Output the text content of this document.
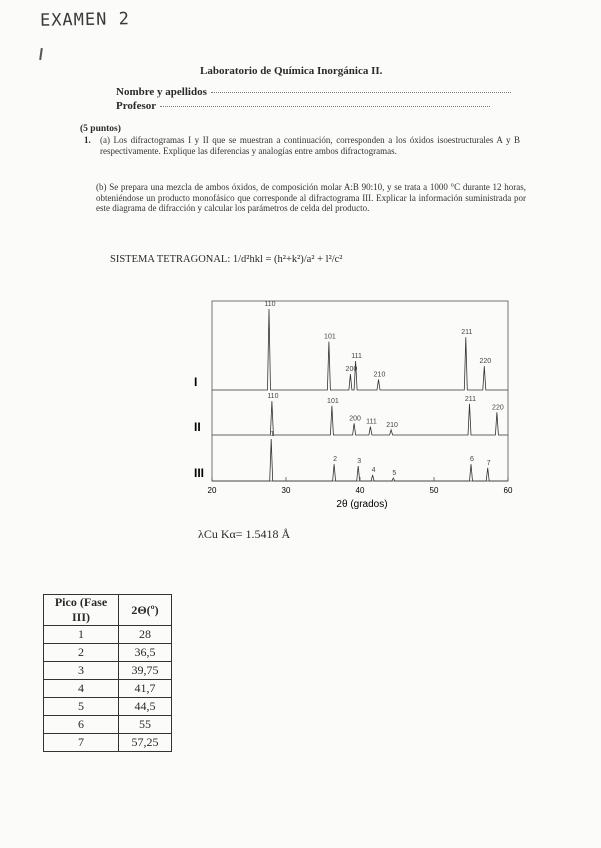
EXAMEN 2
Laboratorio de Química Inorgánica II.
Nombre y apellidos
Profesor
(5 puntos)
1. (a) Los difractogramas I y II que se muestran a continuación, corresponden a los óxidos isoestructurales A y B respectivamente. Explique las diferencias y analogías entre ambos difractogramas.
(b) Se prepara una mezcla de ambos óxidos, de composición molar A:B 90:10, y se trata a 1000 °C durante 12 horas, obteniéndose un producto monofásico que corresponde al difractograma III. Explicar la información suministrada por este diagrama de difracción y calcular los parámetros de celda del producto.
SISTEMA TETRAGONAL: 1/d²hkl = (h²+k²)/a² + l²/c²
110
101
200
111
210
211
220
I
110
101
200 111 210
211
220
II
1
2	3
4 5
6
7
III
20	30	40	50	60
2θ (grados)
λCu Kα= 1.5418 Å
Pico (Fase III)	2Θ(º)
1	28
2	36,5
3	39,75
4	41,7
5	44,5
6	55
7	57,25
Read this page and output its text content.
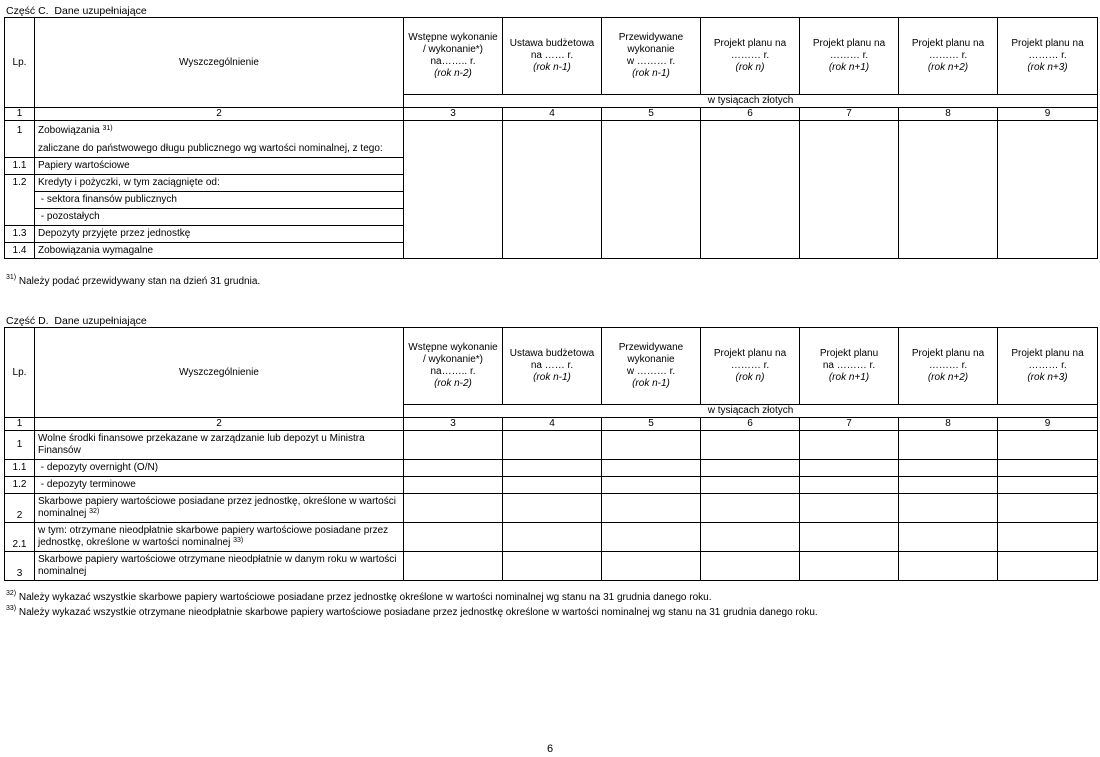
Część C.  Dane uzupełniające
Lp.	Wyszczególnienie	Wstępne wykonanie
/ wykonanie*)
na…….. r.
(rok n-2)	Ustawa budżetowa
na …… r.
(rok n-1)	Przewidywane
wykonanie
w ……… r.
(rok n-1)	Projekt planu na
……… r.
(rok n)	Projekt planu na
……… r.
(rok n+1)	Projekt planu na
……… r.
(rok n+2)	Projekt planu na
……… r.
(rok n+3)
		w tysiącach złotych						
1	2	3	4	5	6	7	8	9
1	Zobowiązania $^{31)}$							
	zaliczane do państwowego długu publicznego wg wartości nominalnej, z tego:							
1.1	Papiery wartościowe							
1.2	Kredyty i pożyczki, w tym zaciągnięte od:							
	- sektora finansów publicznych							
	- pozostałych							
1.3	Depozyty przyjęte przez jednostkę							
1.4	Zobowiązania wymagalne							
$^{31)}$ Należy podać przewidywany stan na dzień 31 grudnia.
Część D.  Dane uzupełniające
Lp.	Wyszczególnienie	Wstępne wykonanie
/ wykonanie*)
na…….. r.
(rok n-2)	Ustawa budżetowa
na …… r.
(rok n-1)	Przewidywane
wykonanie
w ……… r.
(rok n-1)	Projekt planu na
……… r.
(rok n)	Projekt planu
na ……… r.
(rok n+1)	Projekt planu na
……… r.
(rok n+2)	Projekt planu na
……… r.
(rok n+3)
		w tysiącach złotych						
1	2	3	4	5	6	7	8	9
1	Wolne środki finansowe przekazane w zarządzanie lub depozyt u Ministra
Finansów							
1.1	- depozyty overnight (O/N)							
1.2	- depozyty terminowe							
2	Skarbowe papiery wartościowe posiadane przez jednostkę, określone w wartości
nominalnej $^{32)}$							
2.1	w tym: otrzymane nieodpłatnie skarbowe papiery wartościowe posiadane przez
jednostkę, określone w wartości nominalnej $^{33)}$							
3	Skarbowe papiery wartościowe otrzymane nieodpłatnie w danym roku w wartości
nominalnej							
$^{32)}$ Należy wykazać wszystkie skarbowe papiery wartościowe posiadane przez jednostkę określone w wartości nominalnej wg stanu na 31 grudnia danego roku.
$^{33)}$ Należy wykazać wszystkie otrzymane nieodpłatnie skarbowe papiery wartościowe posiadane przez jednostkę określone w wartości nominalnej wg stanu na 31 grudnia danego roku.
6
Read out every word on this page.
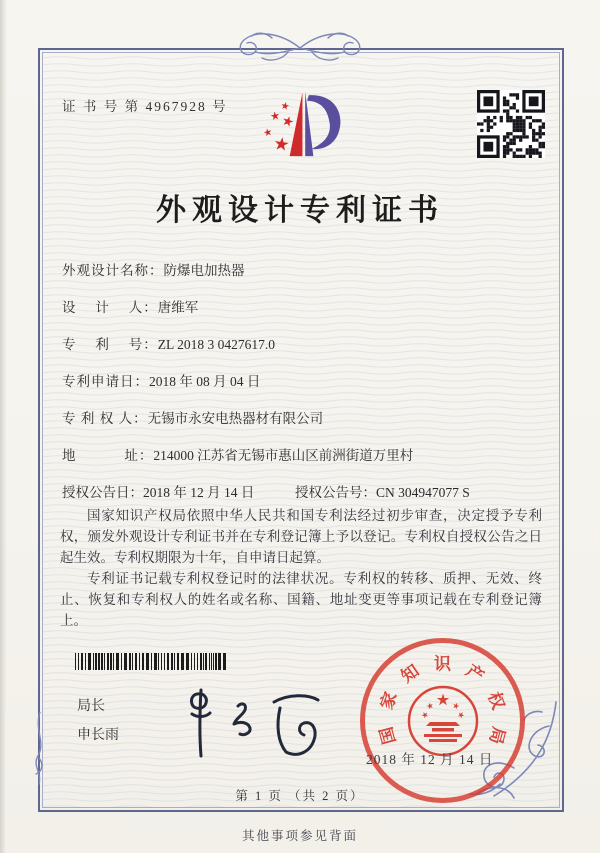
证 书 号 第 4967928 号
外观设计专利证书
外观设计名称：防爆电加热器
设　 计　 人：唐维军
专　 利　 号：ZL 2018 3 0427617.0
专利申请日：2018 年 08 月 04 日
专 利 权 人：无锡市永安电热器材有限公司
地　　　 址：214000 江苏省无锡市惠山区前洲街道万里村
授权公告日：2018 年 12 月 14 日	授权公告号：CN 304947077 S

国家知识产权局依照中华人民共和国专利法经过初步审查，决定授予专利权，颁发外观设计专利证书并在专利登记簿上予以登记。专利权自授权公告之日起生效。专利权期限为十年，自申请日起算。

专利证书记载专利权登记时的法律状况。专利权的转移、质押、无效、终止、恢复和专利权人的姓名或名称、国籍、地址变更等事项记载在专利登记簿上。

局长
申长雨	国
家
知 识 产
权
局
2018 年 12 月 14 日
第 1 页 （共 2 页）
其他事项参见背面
* * *
BRIEF:
Exclude all pictures and reproduce exactly the lines from the one containing "Read out every word on this page." through the final line of the entries above.

ANSWER FOR THE TASK:
Read out every word on this page.
证 书 号 第 4967928 号
外观设计专利证书
外观设计名称：防爆电加热器
设　 计　 人：唐维军
专　 利　 号：ZL 2018 3 0427617.0
专利申请日：2018 年 08 月 04 日
专 利 权 人：无锡市永安电热器材有限公司
地　　　 址：214000 江苏省无锡市惠山区前洲街道万里村
授权公告日：2018 年 12 月 14 日	授权公告号：CN 304947077 S

国家知识产权局依照中华人民共和国专利法经过初步审查，决定授予专利权，颁发外观设计专利证书并在专利登记簿上予以登记。专利权自授权公告之日起生效。专利权期限为十年，自申请日起算。

专利证书记载专利权登记时的法律状况。专利权的转移、质押、无效、终止、恢复和专利权人的姓名或名称、国籍、地址变更等事项记载在专利登记簿上。

局长
申长雨	国
家
知 识 产
权
局
2018 年 12 月 14 日
第 1 页 （共 2 页）
其他事项参见背面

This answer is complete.